Task data:
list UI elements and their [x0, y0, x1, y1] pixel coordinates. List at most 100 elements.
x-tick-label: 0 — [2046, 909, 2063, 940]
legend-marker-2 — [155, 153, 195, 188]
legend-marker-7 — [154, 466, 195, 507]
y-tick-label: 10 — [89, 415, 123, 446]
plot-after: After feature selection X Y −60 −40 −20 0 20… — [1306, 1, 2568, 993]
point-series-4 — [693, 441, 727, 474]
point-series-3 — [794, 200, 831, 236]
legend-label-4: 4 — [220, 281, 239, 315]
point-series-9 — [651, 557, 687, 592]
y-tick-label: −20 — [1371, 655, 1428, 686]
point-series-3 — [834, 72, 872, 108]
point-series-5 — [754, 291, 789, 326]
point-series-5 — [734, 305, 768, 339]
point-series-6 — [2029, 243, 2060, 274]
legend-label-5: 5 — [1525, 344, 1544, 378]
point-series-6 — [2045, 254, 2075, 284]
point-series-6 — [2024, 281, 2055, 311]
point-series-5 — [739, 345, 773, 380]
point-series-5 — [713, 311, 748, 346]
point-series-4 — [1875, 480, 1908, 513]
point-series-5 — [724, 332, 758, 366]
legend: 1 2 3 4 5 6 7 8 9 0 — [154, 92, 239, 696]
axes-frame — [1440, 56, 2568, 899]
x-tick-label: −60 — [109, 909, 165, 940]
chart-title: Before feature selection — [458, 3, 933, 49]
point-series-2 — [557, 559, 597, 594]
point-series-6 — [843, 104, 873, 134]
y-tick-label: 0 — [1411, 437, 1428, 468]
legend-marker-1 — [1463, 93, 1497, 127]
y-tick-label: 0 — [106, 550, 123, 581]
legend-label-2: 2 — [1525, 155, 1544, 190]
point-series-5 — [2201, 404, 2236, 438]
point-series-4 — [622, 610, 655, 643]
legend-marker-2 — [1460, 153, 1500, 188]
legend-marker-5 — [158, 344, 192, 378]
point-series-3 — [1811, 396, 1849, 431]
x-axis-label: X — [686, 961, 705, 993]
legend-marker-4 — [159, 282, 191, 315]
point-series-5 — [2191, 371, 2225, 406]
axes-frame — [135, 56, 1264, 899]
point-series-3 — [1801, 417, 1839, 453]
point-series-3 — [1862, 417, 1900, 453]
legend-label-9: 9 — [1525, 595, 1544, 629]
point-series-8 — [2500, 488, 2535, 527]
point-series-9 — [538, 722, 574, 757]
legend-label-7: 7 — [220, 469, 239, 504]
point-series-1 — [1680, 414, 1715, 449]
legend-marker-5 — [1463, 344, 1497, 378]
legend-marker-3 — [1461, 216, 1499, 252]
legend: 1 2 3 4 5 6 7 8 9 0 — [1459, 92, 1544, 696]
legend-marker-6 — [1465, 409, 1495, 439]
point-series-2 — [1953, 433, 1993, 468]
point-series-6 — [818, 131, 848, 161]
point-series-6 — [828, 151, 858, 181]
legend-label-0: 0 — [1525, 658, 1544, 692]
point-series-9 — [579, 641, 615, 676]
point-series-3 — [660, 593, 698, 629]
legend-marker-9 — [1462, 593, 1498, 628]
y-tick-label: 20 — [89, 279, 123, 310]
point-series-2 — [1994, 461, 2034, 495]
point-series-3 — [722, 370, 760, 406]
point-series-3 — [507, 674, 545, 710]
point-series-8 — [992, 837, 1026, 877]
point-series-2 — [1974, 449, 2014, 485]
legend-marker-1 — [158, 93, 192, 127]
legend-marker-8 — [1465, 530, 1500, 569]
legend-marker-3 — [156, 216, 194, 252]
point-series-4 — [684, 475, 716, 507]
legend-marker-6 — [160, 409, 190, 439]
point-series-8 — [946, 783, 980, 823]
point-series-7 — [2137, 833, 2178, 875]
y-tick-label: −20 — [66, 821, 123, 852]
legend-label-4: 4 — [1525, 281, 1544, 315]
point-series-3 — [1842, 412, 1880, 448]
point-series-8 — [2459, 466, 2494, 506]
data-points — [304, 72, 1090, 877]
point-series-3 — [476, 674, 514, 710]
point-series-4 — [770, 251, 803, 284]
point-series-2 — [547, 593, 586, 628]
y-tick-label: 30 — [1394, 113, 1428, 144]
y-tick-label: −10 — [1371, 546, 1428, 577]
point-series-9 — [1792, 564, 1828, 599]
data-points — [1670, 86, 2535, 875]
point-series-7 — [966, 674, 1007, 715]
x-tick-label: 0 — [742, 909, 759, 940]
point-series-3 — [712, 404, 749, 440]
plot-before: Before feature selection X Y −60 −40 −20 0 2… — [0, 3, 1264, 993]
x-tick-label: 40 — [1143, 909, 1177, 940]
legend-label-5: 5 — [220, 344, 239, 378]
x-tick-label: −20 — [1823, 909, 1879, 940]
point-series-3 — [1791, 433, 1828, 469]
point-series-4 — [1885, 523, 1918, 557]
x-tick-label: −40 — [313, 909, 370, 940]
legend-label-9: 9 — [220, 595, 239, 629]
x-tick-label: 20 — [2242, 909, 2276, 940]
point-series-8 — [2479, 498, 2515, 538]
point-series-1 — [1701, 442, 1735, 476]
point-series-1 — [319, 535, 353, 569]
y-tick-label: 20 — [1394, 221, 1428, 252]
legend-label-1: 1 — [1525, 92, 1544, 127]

Problem requirements: Copy every line of the entries above word for word, with nothing added or changed.

Solution:
list UI elements and their [x0, y0, x1, y1] pixel coordinates. List at most 100 elements.
x-tick-label: 0 — [2046, 909, 2063, 940]
legend-marker-2 — [155, 153, 195, 188]
legend-marker-7 — [154, 466, 195, 507]
y-tick-label: 10 — [89, 415, 123, 446]
plot-after: After feature selection X Y −60 −40 −20 0 20… — [1306, 1, 2568, 993]
point-series-4 — [693, 441, 727, 474]
point-series-3 — [794, 200, 831, 236]
legend-label-4: 4 — [220, 281, 239, 315]
point-series-9 — [651, 557, 687, 592]
y-tick-label: −20 — [1371, 655, 1428, 686]
point-series-3 — [834, 72, 872, 108]
point-series-5 — [754, 291, 789, 326]
point-series-5 — [734, 305, 768, 339]
point-series-6 — [2029, 243, 2060, 274]
legend-label-5: 5 — [1525, 344, 1544, 378]
point-series-6 — [2045, 254, 2075, 284]
point-series-6 — [2024, 281, 2055, 311]
point-series-5 — [739, 345, 773, 380]
point-series-5 — [713, 311, 748, 346]
point-series-4 — [1875, 480, 1908, 513]
point-series-5 — [724, 332, 758, 366]
legend: 1 2 3 4 5 6 7 8 9 0 — [154, 92, 239, 696]
axes-frame — [1440, 56, 2568, 899]
x-tick-label: −60 — [109, 909, 165, 940]
chart-title: Before feature selection — [458, 3, 933, 49]
point-series-2 — [557, 559, 597, 594]
point-series-6 — [843, 104, 873, 134]
y-tick-label: 0 — [1411, 437, 1428, 468]
legend-marker-1 — [1463, 93, 1497, 127]
y-tick-label: 0 — [106, 550, 123, 581]
legend-label-2: 2 — [1525, 155, 1544, 190]
point-series-5 — [2201, 404, 2236, 438]
point-series-4 — [622, 610, 655, 643]
legend-marker-2 — [1460, 153, 1500, 188]
legend-marker-5 — [158, 344, 192, 378]
point-series-3 — [1811, 396, 1849, 431]
x-axis-label: X — [686, 961, 705, 993]
legend-marker-4 — [159, 282, 191, 315]
point-series-5 — [2191, 371, 2225, 406]
axes-frame — [135, 56, 1264, 899]
point-series-3 — [1801, 417, 1839, 453]
point-series-3 — [1862, 417, 1900, 453]
legend-label-9: 9 — [1525, 595, 1544, 629]
point-series-8 — [2500, 488, 2535, 527]
point-series-9 — [538, 722, 574, 757]
legend-label-7: 7 — [220, 469, 239, 504]
point-series-1 — [1680, 414, 1715, 449]
legend-marker-5 — [1463, 344, 1497, 378]
legend-marker-3 — [1461, 216, 1499, 252]
legend: 1 2 3 4 5 6 7 8 9 0 — [1459, 92, 1544, 696]
legend-marker-6 — [1465, 409, 1495, 439]
point-series-2 — [1953, 433, 1993, 468]
point-series-6 — [818, 131, 848, 161]
point-series-6 — [828, 151, 858, 181]
legend-label-0: 0 — [1525, 658, 1544, 692]
point-series-9 — [579, 641, 615, 676]
point-series-3 — [660, 593, 698, 629]
legend-marker-9 — [1462, 593, 1498, 628]
y-tick-label: 20 — [89, 279, 123, 310]
point-series-2 — [1994, 461, 2034, 495]
point-series-3 — [722, 370, 760, 406]
point-series-3 — [507, 674, 545, 710]
point-series-8 — [992, 837, 1026, 877]
point-series-2 — [1974, 449, 2014, 485]
legend-marker-1 — [158, 93, 192, 127]
legend-marker-8 — [1465, 530, 1500, 569]
legend-marker-3 — [156, 216, 194, 252]
point-series-4 — [684, 475, 716, 507]
legend-marker-6 — [160, 409, 190, 439]
point-series-8 — [946, 783, 980, 823]
point-series-7 — [2137, 833, 2178, 875]
y-tick-label: −20 — [66, 821, 123, 852]
legend-label-4: 4 — [1525, 281, 1544, 315]
point-series-3 — [1842, 412, 1880, 448]
point-series-8 — [2459, 466, 2494, 506]
data-points — [304, 72, 1090, 877]
point-series-3 — [476, 674, 514, 710]
point-series-4 — [770, 251, 803, 284]
point-series-2 — [547, 593, 586, 628]
y-tick-label: 30 — [1394, 113, 1428, 144]
y-tick-label: −10 — [1371, 546, 1428, 577]
point-series-9 — [1792, 564, 1828, 599]
data-points — [1670, 86, 2535, 875]
point-series-7 — [966, 674, 1007, 715]
x-tick-label: 0 — [742, 909, 759, 940]
point-series-3 — [712, 404, 749, 440]
plot-before: Before feature selection X Y −60 −40 −20 0 2… — [0, 3, 1264, 993]
x-tick-label: 40 — [1143, 909, 1177, 940]
legend-label-5: 5 — [220, 344, 239, 378]
x-tick-label: −20 — [1823, 909, 1879, 940]
point-series-3 — [1791, 433, 1828, 469]
point-series-4 — [1885, 523, 1918, 557]
x-tick-label: −40 — [313, 909, 370, 940]
legend-label-9: 9 — [220, 595, 239, 629]
x-tick-label: 20 — [2242, 909, 2276, 940]
point-series-8 — [2479, 498, 2515, 538]
point-series-1 — [1701, 442, 1735, 476]
point-series-1 — [319, 535, 353, 569]
y-tick-label: 20 — [1394, 221, 1428, 252]
legend-label-1: 1 — [1525, 92, 1544, 127]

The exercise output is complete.